[Lines of data]
>>

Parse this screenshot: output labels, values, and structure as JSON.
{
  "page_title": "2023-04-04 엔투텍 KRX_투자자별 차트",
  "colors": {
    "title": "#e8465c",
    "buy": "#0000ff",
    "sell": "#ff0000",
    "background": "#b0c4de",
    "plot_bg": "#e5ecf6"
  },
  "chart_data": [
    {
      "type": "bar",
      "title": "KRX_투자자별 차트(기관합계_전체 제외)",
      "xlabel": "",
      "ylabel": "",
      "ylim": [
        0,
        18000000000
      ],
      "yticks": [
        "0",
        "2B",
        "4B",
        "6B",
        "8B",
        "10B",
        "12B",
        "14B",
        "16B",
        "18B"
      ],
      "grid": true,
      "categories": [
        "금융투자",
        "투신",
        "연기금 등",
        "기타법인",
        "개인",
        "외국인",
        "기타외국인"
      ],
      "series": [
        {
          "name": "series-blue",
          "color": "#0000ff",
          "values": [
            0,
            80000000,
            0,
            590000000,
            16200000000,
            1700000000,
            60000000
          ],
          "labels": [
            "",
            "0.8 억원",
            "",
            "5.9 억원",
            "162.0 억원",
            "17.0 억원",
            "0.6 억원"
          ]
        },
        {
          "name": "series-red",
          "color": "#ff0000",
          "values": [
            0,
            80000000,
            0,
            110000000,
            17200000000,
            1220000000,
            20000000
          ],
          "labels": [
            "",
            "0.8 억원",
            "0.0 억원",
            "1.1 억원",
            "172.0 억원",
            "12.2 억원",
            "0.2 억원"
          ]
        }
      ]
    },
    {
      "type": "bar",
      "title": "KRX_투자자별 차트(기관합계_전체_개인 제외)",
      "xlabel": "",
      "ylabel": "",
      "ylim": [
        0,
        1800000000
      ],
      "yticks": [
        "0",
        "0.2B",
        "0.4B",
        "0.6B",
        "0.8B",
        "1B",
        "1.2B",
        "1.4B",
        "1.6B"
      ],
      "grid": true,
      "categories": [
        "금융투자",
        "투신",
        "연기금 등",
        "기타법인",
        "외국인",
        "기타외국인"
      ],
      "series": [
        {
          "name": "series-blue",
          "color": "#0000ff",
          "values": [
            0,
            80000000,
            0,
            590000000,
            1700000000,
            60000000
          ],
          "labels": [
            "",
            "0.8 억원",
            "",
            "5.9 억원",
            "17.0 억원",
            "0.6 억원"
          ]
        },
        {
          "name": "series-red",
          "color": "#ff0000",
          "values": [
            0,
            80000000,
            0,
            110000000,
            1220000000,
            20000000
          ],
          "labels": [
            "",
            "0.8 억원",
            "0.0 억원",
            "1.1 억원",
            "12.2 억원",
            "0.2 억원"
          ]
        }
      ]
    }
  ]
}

<<

Reproduce all of the records exactly.

▶ **Output below**:
Parse this screenshot: output labels, values, and structure as JSON.
{
  "page_title": "2023-04-04 엔투텍 KRX_투자자별 차트",
  "colors": {
    "title": "#e8465c",
    "buy": "#0000ff",
    "sell": "#ff0000",
    "background": "#b0c4de",
    "plot_bg": "#e5ecf6"
  },
  "chart_data": [
    {
      "type": "bar",
      "title": "KRX_투자자별 차트(기관합계_전체 제외)",
      "xlabel": "",
      "ylabel": "",
      "ylim": [
        0,
        18000000000
      ],
      "yticks": [
        "0",
        "2B",
        "4B",
        "6B",
        "8B",
        "10B",
        "12B",
        "14B",
        "16B",
        "18B"
      ],
      "grid": true,
      "categories": [
        "금융투자",
        "투신",
        "연기금 등",
        "기타법인",
        "개인",
        "외국인",
        "기타외국인"
      ],
      "series": [
        {
          "name": "series-blue",
          "color": "#0000ff",
          "values": [
            0,
            80000000,
            0,
            590000000,
            16200000000,
            1700000000,
            60000000
          ],
          "labels": [
            "",
            "0.8 억원",
            "",
            "5.9 억원",
            "162.0 억원",
            "17.0 억원",
            "0.6 억원"
          ]
        },
        {
          "name": "series-red",
          "color": "#ff0000",
          "values": [
            0,
            80000000,
            0,
            110000000,
            17200000000,
            1220000000,
            20000000
          ],
          "labels": [
            "",
            "0.8 억원",
            "0.0 억원",
            "1.1 억원",
            "172.0 억원",
            "12.2 억원",
            "0.2 억원"
          ]
        }
      ]
    },
    {
      "type": "bar",
      "title": "KRX_투자자별 차트(기관합계_전체_개인 제외)",
      "xlabel": "",
      "ylabel": "",
      "ylim": [
        0,
        1800000000
      ],
      "yticks": [
        "0",
        "0.2B",
        "0.4B",
        "0.6B",
        "0.8B",
        "1B",
        "1.2B",
        "1.4B",
        "1.6B"
      ],
      "grid": true,
      "categories": [
        "금융투자",
        "투신",
        "연기금 등",
        "기타법인",
        "외국인",
        "기타외국인"
      ],
      "series": [
        {
          "name": "series-blue",
          "color": "#0000ff",
          "values": [
            0,
            80000000,
            0,
            590000000,
            1700000000,
            60000000
          ],
          "labels": [
            "",
            "0.8 억원",
            "",
            "5.9 억원",
            "17.0 억원",
            "0.6 억원"
          ]
        },
        {
          "name": "series-red",
          "color": "#ff0000",
          "values": [
            0,
            80000000,
            0,
            110000000,
            1220000000,
            20000000
          ],
          "labels": [
            "",
            "0.8 억원",
            "0.0 억원",
            "1.1 억원",
            "12.2 억원",
            "0.2 억원"
          ]
        }
      ]
    }
  ]
}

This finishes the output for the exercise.